[Action item] Your response should contain each line of the data that includes "företag".

[Saved data entries]
◇ ◇ ◇ ◇
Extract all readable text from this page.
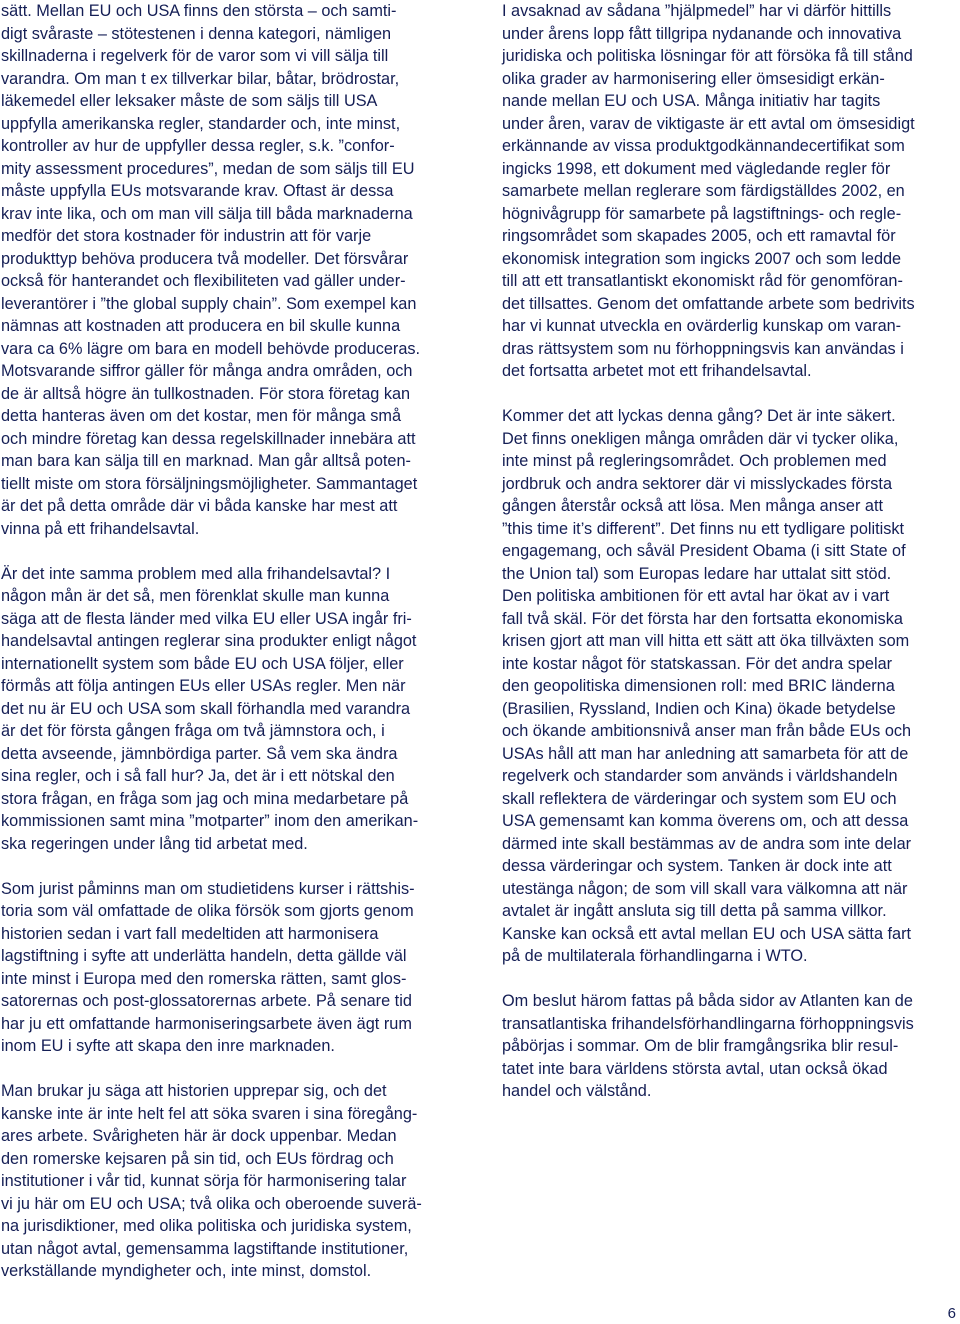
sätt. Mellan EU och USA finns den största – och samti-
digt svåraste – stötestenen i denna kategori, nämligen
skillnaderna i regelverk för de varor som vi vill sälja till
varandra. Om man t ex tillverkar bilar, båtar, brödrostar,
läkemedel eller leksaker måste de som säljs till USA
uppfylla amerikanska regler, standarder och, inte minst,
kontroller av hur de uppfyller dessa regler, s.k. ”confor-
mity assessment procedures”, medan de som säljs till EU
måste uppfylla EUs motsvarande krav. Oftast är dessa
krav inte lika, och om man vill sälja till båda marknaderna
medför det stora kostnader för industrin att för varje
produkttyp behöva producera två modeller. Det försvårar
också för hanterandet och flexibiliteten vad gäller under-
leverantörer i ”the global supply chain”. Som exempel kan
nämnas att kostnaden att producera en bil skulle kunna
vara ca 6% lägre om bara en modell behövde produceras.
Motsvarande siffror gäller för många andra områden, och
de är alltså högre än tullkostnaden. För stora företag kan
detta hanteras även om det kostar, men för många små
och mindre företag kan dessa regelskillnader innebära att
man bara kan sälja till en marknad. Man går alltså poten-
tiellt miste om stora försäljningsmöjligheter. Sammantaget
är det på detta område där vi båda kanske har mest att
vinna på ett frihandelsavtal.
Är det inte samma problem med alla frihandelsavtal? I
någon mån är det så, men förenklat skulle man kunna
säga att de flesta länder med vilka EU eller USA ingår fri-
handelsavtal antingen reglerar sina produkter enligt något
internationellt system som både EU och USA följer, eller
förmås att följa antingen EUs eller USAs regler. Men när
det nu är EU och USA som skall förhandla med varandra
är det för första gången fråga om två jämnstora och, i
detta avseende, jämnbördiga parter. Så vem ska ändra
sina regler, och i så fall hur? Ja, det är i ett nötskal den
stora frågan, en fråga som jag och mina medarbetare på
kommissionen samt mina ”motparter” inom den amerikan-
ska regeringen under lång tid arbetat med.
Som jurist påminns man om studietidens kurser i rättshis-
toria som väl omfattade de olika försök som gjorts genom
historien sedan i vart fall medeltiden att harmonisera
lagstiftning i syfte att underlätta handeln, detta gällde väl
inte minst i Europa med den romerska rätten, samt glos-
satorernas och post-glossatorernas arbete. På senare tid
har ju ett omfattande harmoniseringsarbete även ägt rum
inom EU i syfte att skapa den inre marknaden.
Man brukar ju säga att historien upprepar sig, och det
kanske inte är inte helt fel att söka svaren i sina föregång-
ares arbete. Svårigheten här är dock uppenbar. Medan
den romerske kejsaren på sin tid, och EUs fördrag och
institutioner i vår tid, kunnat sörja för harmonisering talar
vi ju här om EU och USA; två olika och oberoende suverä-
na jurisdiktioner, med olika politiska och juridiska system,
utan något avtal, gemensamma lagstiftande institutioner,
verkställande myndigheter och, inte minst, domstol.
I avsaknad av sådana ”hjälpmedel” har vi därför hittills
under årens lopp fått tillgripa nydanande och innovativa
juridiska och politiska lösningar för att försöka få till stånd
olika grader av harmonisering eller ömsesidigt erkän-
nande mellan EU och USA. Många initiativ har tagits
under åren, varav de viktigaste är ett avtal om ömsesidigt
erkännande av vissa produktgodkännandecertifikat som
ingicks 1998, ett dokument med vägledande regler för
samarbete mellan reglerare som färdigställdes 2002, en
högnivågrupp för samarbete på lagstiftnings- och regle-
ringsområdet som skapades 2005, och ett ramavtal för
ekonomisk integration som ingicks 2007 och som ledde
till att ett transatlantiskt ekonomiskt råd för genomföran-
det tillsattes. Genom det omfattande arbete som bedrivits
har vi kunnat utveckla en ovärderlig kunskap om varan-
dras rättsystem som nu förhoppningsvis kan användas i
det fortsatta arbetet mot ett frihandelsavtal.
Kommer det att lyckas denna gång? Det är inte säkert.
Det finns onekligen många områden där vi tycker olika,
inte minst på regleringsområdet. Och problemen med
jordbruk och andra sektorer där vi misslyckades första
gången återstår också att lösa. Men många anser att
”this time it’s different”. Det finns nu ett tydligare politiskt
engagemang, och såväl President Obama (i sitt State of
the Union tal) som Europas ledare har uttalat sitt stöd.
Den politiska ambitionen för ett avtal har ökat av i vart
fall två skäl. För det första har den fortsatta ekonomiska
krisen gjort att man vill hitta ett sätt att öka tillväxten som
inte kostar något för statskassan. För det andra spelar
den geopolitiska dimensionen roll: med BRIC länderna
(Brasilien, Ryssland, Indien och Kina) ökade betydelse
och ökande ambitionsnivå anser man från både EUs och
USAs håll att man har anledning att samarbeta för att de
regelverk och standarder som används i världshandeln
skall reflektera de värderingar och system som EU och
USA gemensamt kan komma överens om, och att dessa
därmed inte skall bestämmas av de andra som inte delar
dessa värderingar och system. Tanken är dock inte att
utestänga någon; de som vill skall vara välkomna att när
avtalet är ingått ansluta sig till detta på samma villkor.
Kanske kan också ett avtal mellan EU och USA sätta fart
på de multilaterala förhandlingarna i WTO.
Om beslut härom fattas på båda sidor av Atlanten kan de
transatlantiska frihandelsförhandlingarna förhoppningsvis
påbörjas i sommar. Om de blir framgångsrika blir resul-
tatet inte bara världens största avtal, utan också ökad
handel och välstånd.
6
◇ ◇ ◇ ◇
[Written solution]
de är alltså högre än tullkostnaden. För stora företag kan
och mindre företag kan dessa regelskillnader innebära att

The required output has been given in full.